BEGIN
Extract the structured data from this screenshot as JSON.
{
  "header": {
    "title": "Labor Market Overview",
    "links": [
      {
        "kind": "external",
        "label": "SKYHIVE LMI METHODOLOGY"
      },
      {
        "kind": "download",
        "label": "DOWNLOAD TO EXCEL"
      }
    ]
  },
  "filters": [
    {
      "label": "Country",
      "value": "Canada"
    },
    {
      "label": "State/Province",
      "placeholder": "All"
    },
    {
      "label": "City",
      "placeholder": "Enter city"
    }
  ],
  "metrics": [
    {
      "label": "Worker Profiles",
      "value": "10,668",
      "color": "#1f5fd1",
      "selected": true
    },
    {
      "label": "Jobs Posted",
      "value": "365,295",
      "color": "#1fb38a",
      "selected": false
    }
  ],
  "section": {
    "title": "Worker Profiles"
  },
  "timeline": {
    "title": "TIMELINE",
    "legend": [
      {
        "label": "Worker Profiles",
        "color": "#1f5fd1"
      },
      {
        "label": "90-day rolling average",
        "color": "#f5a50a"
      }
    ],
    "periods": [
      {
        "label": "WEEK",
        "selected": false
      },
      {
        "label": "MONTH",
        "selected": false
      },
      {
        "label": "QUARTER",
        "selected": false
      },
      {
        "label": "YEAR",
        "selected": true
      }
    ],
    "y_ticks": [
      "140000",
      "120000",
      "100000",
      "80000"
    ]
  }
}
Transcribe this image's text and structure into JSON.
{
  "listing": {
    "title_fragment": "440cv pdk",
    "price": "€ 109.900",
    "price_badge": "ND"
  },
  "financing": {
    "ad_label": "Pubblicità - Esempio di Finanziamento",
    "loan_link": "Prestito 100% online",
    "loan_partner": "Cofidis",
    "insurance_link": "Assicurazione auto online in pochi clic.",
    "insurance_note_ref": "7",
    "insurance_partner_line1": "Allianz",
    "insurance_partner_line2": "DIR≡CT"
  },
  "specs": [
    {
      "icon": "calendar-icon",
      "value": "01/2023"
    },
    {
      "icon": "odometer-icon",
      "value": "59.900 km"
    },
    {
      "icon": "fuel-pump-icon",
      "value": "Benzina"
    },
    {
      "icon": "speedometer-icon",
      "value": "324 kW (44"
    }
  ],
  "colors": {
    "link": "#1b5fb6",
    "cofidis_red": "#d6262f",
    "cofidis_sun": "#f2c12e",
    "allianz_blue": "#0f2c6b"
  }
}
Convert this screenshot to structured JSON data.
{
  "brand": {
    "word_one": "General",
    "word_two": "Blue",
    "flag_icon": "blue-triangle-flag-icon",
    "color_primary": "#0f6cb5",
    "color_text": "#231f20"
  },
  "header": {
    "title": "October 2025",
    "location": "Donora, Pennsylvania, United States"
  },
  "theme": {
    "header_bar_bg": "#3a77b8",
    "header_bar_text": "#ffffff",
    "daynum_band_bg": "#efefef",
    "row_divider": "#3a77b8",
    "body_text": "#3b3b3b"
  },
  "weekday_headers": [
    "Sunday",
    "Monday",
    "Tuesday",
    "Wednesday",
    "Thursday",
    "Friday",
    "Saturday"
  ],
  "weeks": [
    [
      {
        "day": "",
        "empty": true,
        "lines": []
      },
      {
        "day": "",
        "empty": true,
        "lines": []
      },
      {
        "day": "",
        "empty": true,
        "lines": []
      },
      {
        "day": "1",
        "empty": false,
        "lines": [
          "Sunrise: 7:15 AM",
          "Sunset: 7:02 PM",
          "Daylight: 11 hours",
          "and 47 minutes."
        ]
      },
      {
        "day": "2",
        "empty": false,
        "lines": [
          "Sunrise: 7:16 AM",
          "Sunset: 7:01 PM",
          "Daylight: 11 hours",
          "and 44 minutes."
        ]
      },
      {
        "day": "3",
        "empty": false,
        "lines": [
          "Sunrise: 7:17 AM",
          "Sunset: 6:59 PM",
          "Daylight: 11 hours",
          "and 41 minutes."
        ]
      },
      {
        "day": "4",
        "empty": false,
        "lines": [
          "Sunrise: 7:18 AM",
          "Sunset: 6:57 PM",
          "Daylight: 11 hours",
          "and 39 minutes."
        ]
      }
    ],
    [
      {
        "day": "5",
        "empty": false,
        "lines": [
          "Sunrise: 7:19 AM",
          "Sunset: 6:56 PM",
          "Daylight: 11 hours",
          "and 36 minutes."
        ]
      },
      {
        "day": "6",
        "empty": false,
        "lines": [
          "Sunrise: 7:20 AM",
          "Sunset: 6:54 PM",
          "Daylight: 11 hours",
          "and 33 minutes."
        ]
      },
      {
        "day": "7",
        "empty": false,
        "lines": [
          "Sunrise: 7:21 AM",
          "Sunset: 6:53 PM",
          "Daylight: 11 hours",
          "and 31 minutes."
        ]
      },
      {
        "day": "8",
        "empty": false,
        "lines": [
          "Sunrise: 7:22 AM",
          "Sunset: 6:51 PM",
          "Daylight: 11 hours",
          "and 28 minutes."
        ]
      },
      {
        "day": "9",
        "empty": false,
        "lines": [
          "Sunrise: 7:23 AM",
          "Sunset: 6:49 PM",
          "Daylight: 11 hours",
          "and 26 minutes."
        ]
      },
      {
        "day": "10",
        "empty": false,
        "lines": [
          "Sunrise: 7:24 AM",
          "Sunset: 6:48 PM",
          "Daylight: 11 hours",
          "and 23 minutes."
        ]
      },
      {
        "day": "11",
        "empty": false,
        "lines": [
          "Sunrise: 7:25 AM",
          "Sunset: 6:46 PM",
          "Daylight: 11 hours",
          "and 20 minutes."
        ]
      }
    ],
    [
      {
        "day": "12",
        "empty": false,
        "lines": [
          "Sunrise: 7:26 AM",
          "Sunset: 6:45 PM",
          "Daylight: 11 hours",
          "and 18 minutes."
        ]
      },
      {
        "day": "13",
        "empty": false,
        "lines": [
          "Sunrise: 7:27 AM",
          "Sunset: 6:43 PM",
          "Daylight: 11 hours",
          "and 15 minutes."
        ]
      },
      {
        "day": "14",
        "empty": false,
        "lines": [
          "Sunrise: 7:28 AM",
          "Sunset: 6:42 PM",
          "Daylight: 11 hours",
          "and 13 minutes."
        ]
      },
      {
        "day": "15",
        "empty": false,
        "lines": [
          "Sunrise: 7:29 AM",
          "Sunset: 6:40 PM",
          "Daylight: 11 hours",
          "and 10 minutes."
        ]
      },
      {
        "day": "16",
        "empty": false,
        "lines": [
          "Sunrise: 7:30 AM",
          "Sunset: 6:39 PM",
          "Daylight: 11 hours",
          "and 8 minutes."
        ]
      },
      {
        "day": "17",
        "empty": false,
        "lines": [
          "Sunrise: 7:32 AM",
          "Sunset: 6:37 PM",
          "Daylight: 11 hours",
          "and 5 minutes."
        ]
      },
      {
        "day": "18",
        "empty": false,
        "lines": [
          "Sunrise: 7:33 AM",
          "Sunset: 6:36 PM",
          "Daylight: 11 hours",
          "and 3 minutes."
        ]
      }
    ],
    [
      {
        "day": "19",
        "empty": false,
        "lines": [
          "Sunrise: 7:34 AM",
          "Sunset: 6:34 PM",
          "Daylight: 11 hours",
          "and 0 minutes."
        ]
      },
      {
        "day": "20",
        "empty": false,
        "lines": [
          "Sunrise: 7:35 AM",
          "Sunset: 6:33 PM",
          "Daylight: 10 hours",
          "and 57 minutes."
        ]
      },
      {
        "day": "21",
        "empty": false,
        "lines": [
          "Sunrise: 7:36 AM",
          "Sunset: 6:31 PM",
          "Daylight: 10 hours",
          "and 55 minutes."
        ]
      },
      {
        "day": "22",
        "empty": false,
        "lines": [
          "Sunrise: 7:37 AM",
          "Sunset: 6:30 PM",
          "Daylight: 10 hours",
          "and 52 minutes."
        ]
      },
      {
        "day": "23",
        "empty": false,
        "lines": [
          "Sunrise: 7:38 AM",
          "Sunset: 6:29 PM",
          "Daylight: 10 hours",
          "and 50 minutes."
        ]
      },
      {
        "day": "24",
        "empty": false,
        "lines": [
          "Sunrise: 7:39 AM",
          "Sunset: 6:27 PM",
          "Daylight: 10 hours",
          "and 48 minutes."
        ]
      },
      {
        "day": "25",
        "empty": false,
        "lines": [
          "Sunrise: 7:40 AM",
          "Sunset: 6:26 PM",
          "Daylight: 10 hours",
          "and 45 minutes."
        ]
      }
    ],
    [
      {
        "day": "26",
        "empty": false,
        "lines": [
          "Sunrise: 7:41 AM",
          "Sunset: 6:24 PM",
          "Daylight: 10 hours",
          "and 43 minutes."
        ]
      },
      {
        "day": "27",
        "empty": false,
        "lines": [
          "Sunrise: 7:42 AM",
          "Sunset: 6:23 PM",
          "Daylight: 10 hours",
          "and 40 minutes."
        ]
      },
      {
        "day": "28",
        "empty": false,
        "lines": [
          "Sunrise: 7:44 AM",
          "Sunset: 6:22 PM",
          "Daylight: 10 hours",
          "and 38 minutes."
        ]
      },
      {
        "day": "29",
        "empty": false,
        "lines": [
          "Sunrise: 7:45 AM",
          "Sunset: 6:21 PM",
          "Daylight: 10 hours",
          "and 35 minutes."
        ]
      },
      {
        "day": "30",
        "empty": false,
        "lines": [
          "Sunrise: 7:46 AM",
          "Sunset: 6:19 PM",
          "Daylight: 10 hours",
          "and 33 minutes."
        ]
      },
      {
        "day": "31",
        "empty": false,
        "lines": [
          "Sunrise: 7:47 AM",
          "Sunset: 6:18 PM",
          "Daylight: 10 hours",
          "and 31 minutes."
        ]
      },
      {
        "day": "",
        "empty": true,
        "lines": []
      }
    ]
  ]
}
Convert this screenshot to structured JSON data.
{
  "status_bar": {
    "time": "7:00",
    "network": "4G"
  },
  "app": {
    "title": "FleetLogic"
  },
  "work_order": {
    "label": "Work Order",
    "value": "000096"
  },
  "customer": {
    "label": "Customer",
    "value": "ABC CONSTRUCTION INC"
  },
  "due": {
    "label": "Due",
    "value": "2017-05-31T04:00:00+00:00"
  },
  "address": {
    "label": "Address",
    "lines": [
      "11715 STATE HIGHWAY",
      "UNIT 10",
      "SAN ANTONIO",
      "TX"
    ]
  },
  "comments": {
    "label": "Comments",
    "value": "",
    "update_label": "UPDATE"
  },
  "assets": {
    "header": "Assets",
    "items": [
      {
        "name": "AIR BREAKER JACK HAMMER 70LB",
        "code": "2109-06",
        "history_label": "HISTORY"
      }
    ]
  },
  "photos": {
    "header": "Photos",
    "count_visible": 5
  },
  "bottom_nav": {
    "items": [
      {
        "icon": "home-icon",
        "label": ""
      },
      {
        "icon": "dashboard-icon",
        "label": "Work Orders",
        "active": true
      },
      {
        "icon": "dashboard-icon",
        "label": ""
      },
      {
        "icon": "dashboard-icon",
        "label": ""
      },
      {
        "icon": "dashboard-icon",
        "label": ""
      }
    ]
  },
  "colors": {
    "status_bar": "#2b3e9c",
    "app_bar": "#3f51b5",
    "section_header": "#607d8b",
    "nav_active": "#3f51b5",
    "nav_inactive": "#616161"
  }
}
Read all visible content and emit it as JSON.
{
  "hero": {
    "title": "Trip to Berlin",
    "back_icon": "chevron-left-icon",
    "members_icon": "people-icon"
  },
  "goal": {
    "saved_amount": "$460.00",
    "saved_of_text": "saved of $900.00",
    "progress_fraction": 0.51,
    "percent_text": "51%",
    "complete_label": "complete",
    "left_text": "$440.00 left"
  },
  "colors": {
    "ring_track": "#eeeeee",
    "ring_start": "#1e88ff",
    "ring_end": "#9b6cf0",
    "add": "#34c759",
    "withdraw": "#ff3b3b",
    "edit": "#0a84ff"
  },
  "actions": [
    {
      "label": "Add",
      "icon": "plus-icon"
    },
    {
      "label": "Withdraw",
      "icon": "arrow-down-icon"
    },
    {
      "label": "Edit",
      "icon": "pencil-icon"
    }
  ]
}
END
Quote, without any change, each line from the one that contains "Read all visible content and emit it as JSON." through the end of the material.

Read all visible content and emit it as JSON.
{
  "hero": {
    "title": "Trip to Berlin",
    "back_icon": "chevron-left-icon",
    "members_icon": "people-icon"
  },
  "goal": {
    "saved_amount": "$460.00",
    "saved_of_text": "saved of $900.00",
    "progress_fraction": 0.51,
    "percent_text": "51%",
    "complete_label": "complete",
    "left_text": "$440.00 left"
  },
  "colors": {
    "ring_track": "#eeeeee",
    "ring_start": "#1e88ff",
    "ring_end": "#9b6cf0",
    "add": "#34c759",
    "withdraw": "#ff3b3b",
    "edit": "#0a84ff"
  },
  "actions": [
    {
      "label": "Add",
      "icon": "plus-icon"
    },
    {
      "label": "Withdraw",
      "icon": "arrow-down-icon"
    },
    {
      "label": "Edit",
      "icon": "pencil-icon"
    }
  ]
}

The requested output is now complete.